## Instruction
Find each line holding "Examples" and copy it out.

## Record extracts
# # # # # # #

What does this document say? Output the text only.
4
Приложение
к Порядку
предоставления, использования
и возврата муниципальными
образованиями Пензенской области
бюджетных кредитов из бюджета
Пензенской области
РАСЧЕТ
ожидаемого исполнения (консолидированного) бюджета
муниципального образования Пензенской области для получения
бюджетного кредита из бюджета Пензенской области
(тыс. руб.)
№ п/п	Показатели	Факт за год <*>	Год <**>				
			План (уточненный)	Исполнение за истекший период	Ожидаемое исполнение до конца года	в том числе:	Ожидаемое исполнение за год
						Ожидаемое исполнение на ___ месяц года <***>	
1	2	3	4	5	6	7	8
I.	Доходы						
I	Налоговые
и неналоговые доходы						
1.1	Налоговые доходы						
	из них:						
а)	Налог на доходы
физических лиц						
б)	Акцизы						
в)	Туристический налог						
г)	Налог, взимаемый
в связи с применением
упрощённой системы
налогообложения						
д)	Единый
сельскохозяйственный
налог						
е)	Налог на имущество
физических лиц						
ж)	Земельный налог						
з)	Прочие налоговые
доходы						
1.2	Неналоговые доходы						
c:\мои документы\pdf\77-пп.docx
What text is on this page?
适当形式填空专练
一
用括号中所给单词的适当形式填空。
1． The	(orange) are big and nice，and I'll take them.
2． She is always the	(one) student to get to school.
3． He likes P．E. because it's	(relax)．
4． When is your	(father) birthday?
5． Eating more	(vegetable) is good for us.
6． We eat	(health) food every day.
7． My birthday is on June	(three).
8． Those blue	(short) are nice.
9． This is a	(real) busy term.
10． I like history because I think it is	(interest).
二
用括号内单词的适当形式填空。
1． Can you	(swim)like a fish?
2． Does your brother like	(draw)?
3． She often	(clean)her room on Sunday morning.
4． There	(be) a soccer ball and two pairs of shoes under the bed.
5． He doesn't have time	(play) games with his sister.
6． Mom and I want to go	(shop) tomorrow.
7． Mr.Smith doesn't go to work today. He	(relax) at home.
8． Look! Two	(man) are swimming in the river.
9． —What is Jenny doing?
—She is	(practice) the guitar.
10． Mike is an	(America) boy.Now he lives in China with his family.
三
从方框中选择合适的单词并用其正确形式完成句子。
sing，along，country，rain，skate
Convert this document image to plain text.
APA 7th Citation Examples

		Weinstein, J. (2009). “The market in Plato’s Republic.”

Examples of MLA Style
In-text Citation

# # # # # # #

## Output of the task
APA 7th Citation Examples
Examples of MLA Style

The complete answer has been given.